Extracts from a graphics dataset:
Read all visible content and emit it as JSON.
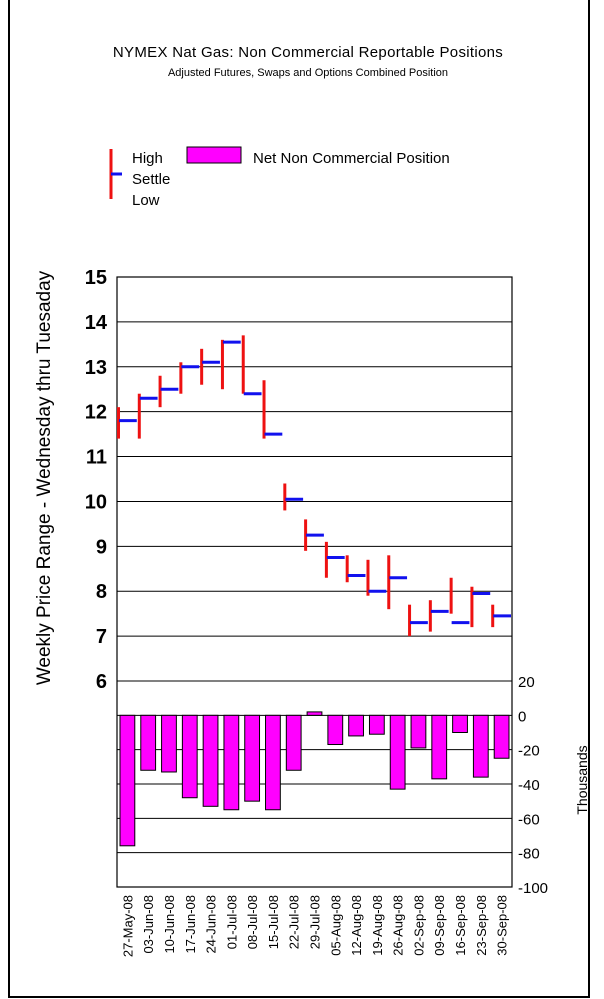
{
  "chart_data": {
    "type": "bar",
    "title": "NYMEX Nat Gas: Non Commercial Reportable Positions",
    "subtitle": "Adjusted Futures, Swaps and Options Combined Position",
    "ylabel": "Weekly Price Range - Wednesday thru Tuesaday",
    "y2label": "Thousands",
    "legend": {
      "hls": [
        "High",
        "Settle",
        "Low"
      ],
      "bar": "Net Non Commercial Position"
    },
    "categories": [
      "27-May-08",
      "03-Jun-08",
      "10-Jun-08",
      "17-Jun-08",
      "24-Jun-08",
      "01-Jul-08",
      "08-Jul-08",
      "15-Jul-08",
      "22-Jul-08",
      "29-Jul-08",
      "05-Aug-08",
      "12-Aug-08",
      "19-Aug-08",
      "26-Aug-08",
      "02-Sep-08",
      "09-Sep-08",
      "16-Sep-08",
      "23-Sep-08",
      "30-Sep-08"
    ],
    "price_ylim": [
      6,
      15
    ],
    "price_ticks": [
      "6",
      "7",
      "8",
      "9",
      "10",
      "11",
      "12",
      "13",
      "14",
      "15"
    ],
    "position_ylim": [
      -100,
      20
    ],
    "position_ticks": [
      "20",
      "0",
      "-20",
      "-40",
      "-60",
      "-80",
      "-100"
    ],
    "series": [
      {
        "name": "High",
        "values": [
          12.1,
          12.4,
          12.8,
          13.1,
          13.4,
          13.6,
          13.7,
          12.7,
          10.4,
          9.6,
          9.1,
          8.8,
          8.7,
          8.8,
          7.7,
          7.8,
          8.3,
          8.1,
          7.7
        ]
      },
      {
        "name": "Low",
        "values": [
          11.4,
          11.4,
          12.1,
          12.4,
          12.6,
          12.5,
          12.4,
          11.4,
          9.8,
          8.9,
          8.3,
          8.2,
          7.9,
          7.6,
          7.0,
          7.1,
          7.5,
          7.2,
          7.2
        ]
      },
      {
        "name": "Settle",
        "values": [
          11.8,
          12.3,
          12.5,
          13.0,
          13.1,
          13.55,
          12.4,
          11.5,
          10.05,
          9.25,
          8.75,
          8.35,
          8.0,
          8.3,
          7.3,
          7.55,
          7.3,
          7.95,
          7.45
        ]
      },
      {
        "name": "Net Non Commercial Position",
        "values": [
          -76,
          -32,
          -33,
          -48,
          -53,
          -55,
          -50,
          -55,
          -32,
          2,
          -17,
          -12,
          -11,
          -43,
          -19,
          -37,
          -10,
          -36,
          -25
        ]
      }
    ],
    "grid": true,
    "colors": {
      "high_low": "#ee1111",
      "settle": "#1111ee",
      "bar": "#ff00ff"
    }
  }
}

#### [Stated task]
Quote the data above in full and without alteration; skip the pictures.

#### [Task response]
Read all visible content and emit it as JSON.
{
  "chart_data": {
    "type": "bar",
    "title": "NYMEX Nat Gas: Non Commercial Reportable Positions",
    "subtitle": "Adjusted Futures, Swaps and Options Combined Position",
    "ylabel": "Weekly Price Range - Wednesday thru Tuesaday",
    "y2label": "Thousands",
    "legend": {
      "hls": [
        "High",
        "Settle",
        "Low"
      ],
      "bar": "Net Non Commercial Position"
    },
    "categories": [
      "27-May-08",
      "03-Jun-08",
      "10-Jun-08",
      "17-Jun-08",
      "24-Jun-08",
      "01-Jul-08",
      "08-Jul-08",
      "15-Jul-08",
      "22-Jul-08",
      "29-Jul-08",
      "05-Aug-08",
      "12-Aug-08",
      "19-Aug-08",
      "26-Aug-08",
      "02-Sep-08",
      "09-Sep-08",
      "16-Sep-08",
      "23-Sep-08",
      "30-Sep-08"
    ],
    "price_ylim": [
      6,
      15
    ],
    "price_ticks": [
      "6",
      "7",
      "8",
      "9",
      "10",
      "11",
      "12",
      "13",
      "14",
      "15"
    ],
    "position_ylim": [
      -100,
      20
    ],
    "position_ticks": [
      "20",
      "0",
      "-20",
      "-40",
      "-60",
      "-80",
      "-100"
    ],
    "series": [
      {
        "name": "High",
        "values": [
          12.1,
          12.4,
          12.8,
          13.1,
          13.4,
          13.6,
          13.7,
          12.7,
          10.4,
          9.6,
          9.1,
          8.8,
          8.7,
          8.8,
          7.7,
          7.8,
          8.3,
          8.1,
          7.7
        ]
      },
      {
        "name": "Low",
        "values": [
          11.4,
          11.4,
          12.1,
          12.4,
          12.6,
          12.5,
          12.4,
          11.4,
          9.8,
          8.9,
          8.3,
          8.2,
          7.9,
          7.6,
          7.0,
          7.1,
          7.5,
          7.2,
          7.2
        ]
      },
      {
        "name": "Settle",
        "values": [
          11.8,
          12.3,
          12.5,
          13.0,
          13.1,
          13.55,
          12.4,
          11.5,
          10.05,
          9.25,
          8.75,
          8.35,
          8.0,
          8.3,
          7.3,
          7.55,
          7.3,
          7.95,
          7.45
        ]
      },
      {
        "name": "Net Non Commercial Position",
        "values": [
          -76,
          -32,
          -33,
          -48,
          -53,
          -55,
          -50,
          -55,
          -32,
          2,
          -17,
          -12,
          -11,
          -43,
          -19,
          -37,
          -10,
          -36,
          -25
        ]
      }
    ],
    "grid": true,
    "colors": {
      "high_low": "#ee1111",
      "settle": "#1111ee",
      "bar": "#ff00ff"
    }
  }
}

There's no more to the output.